(Dataset excerpt)
-.-.-
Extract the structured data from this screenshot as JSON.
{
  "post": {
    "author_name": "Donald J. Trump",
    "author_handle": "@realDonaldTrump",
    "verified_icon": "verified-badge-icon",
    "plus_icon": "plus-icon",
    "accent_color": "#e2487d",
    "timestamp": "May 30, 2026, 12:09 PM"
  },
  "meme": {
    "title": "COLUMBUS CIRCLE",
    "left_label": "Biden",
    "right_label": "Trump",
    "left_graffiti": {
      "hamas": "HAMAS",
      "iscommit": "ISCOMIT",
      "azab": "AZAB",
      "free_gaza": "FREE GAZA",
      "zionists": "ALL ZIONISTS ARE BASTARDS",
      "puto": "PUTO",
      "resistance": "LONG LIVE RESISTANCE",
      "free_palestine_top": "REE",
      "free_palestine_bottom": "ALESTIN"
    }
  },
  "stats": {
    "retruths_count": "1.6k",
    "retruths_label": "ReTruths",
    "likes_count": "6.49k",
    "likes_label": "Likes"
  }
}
-.-.-
→ **What you have to do**:
Which lines include the word "icon"? Copy every one of them.

→ **Correct response**:
    "verified_icon": "verified-badge-icon",
    "plus_icon": "plus-icon",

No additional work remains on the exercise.